Given instruction:
Reproduce the data in its entirety, exactly as supplied.

Dataset entries on figures

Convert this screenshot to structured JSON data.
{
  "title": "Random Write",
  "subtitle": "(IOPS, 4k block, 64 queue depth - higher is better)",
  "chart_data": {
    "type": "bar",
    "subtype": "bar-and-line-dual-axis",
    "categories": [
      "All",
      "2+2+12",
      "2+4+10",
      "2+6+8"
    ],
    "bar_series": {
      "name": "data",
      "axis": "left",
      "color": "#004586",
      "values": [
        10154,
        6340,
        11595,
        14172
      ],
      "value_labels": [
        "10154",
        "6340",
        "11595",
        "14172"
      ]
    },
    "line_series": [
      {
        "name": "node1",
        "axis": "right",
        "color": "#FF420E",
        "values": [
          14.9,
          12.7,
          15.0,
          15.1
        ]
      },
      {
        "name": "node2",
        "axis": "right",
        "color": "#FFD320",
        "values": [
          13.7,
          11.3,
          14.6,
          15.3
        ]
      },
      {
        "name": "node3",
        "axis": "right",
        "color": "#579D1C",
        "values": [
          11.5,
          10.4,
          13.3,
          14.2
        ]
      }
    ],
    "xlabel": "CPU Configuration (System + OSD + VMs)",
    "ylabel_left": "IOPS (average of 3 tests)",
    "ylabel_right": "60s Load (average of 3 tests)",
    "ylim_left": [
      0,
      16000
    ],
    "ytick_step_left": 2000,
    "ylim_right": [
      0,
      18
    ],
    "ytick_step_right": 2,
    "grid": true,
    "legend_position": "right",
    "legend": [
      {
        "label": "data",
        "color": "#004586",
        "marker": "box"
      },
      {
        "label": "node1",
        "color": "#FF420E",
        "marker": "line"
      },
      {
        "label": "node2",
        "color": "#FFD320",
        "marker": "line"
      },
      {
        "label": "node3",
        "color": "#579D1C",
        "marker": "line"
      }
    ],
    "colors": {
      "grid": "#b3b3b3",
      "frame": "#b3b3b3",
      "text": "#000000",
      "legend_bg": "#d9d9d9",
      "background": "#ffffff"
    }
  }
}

Response to this exercise:
Convert this screenshot to structured JSON data.
{
  "title": "Random Write",
  "subtitle": "(IOPS, 4k block, 64 queue depth - higher is better)",
  "chart_data": {
    "type": "bar",
    "subtype": "bar-and-line-dual-axis",
    "categories": [
      "All",
      "2+2+12",
      "2+4+10",
      "2+6+8"
    ],
    "bar_series": {
      "name": "data",
      "axis": "left",
      "color": "#004586",
      "values": [
        10154,
        6340,
        11595,
        14172
      ],
      "value_labels": [
        "10154",
        "6340",
        "11595",
        "14172"
      ]
    },
    "line_series": [
      {
        "name": "node1",
        "axis": "right",
        "color": "#FF420E",
        "values": [
          14.9,
          12.7,
          15.0,
          15.1
        ]
      },
      {
        "name": "node2",
        "axis": "right",
        "color": "#FFD320",
        "values": [
          13.7,
          11.3,
          14.6,
          15.3
        ]
      },
      {
        "name": "node3",
        "axis": "right",
        "color": "#579D1C",
        "values": [
          11.5,
          10.4,
          13.3,
          14.2
        ]
      }
    ],
    "xlabel": "CPU Configuration (System + OSD + VMs)",
    "ylabel_left": "IOPS (average of 3 tests)",
    "ylabel_right": "60s Load (average of 3 tests)",
    "ylim_left": [
      0,
      16000
    ],
    "ytick_step_left": 2000,
    "ylim_right": [
      0,
      18
    ],
    "ytick_step_right": 2,
    "grid": true,
    "legend_position": "right",
    "legend": [
      {
        "label": "data",
        "color": "#004586",
        "marker": "box"
      },
      {
        "label": "node1",
        "color": "#FF420E",
        "marker": "line"
      },
      {
        "label": "node2",
        "color": "#FFD320",
        "marker": "line"
      },
      {
        "label": "node3",
        "color": "#579D1C",
        "marker": "line"
      }
    ],
    "colors": {
      "grid": "#b3b3b3",
      "frame": "#b3b3b3",
      "text": "#000000",
      "legend_bg": "#d9d9d9",
      "background": "#ffffff"
    }
  }
}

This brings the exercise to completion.